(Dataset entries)

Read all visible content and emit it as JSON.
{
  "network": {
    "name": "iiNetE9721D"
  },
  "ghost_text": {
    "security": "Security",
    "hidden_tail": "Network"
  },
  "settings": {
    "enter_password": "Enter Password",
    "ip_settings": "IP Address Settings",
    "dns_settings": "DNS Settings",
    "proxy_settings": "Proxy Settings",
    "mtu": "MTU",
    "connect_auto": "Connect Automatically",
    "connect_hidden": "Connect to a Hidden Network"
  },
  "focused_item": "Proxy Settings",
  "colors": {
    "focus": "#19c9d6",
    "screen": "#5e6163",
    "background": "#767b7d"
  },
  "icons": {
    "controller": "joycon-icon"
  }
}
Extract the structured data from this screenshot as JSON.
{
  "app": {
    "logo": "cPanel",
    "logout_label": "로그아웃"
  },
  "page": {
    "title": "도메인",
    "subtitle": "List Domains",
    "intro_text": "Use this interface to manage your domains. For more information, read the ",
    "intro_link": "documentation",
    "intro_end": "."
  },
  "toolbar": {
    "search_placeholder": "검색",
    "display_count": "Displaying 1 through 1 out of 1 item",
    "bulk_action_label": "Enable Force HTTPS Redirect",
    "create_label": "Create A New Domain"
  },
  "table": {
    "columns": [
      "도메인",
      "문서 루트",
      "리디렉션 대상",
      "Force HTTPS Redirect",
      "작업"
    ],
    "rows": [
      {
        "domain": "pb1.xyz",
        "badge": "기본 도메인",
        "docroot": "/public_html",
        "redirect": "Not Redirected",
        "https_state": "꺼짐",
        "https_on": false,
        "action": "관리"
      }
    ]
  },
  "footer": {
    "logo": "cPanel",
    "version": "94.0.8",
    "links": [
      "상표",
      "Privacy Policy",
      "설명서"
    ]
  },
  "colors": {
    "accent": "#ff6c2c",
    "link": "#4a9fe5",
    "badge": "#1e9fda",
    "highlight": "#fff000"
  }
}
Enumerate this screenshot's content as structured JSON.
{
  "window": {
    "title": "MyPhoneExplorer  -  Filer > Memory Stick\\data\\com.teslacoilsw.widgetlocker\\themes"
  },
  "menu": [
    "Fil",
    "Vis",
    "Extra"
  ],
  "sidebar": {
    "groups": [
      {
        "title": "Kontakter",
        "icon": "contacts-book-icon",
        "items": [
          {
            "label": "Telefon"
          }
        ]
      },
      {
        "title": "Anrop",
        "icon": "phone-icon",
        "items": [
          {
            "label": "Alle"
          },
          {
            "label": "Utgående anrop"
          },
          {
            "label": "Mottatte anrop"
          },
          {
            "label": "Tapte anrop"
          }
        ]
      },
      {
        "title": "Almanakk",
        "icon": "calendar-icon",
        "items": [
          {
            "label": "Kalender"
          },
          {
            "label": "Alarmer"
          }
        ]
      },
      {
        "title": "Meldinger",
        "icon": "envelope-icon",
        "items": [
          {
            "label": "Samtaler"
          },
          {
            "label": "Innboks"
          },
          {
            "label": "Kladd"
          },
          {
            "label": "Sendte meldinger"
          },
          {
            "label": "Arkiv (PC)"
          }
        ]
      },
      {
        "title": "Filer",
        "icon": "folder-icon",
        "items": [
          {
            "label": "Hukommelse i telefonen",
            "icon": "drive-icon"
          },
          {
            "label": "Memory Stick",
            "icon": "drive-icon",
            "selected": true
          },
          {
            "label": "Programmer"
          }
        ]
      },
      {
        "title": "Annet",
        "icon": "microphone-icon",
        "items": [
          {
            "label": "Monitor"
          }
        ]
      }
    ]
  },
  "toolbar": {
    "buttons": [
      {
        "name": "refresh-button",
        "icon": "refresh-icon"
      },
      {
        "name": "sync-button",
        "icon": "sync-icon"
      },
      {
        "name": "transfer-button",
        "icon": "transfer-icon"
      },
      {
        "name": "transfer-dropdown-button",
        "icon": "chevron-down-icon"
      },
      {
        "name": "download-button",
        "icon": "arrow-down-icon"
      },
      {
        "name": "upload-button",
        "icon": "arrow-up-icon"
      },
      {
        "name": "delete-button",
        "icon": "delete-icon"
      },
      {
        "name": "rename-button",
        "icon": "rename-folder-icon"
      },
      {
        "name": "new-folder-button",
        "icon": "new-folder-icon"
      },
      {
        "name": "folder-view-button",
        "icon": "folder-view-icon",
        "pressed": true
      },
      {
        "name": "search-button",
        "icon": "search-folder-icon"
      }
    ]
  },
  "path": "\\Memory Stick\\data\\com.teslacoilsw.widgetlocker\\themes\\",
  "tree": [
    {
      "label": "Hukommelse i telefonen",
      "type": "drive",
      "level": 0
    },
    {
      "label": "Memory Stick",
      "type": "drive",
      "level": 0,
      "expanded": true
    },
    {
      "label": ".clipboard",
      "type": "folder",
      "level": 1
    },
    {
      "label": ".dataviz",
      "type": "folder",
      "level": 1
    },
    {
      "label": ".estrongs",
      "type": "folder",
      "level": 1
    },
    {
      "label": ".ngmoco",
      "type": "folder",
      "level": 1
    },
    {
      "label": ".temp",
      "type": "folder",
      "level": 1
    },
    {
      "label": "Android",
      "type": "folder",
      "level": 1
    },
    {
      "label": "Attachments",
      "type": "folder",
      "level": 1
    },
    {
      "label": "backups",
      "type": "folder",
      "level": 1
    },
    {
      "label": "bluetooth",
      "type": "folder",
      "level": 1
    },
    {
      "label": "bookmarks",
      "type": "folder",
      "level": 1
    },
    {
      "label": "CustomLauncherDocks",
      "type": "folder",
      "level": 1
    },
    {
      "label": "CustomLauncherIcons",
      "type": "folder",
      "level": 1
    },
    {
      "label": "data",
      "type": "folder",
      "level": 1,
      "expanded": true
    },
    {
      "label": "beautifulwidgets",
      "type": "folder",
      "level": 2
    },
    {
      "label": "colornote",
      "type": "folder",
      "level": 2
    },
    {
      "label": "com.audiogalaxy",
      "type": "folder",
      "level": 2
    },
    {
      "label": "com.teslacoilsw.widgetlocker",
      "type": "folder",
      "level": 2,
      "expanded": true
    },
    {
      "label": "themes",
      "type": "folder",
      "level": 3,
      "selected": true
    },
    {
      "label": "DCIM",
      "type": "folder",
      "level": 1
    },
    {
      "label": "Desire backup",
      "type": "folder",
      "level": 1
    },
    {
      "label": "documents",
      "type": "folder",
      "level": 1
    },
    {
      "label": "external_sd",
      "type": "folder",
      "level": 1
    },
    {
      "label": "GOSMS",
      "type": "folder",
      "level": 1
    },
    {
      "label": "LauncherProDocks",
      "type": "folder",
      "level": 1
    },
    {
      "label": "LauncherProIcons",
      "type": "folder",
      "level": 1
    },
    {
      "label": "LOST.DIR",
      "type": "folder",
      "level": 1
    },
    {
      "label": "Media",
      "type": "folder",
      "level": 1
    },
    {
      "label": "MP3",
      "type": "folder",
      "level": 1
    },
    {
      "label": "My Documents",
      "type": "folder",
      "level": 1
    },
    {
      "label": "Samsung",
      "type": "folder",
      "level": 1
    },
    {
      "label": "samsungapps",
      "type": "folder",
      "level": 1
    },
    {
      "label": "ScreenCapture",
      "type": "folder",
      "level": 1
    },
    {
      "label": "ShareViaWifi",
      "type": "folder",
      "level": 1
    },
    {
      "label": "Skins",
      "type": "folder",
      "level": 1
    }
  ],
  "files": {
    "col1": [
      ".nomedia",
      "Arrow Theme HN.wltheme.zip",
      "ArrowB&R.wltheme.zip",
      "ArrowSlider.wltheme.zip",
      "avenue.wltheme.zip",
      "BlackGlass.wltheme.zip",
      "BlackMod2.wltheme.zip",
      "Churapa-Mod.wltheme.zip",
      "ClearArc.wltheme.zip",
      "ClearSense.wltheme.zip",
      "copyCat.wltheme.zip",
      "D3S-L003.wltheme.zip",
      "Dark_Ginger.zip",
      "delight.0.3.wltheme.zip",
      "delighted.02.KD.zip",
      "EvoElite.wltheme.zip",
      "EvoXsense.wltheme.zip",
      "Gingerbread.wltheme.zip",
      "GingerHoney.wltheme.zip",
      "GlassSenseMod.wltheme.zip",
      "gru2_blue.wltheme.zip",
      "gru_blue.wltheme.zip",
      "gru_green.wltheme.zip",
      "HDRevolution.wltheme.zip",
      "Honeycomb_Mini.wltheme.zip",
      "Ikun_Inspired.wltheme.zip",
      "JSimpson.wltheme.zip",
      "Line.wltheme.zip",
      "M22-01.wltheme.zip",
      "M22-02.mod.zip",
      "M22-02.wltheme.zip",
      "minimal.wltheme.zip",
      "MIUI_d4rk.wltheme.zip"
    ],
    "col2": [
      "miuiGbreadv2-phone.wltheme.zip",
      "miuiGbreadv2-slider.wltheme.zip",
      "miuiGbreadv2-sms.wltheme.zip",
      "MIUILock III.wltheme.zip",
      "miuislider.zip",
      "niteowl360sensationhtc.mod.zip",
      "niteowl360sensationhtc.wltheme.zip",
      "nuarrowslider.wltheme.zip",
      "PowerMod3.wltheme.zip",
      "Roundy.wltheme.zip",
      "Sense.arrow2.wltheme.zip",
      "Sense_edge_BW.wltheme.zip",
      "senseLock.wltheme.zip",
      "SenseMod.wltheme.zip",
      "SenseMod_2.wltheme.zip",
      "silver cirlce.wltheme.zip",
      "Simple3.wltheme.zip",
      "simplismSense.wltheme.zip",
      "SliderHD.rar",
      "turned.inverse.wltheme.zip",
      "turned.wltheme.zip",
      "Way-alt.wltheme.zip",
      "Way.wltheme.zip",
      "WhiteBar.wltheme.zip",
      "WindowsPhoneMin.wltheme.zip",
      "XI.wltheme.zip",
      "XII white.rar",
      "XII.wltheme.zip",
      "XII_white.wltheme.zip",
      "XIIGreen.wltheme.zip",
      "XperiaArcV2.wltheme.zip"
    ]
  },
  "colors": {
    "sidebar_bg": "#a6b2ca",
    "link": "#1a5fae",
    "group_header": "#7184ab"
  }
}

» Do this
Which lines above hold the word "drive"? Copy each of them.

» Answer in full
            "icon": "drive-icon"
            "icon": "drive-icon",
      "type": "drive",
      "type": "drive",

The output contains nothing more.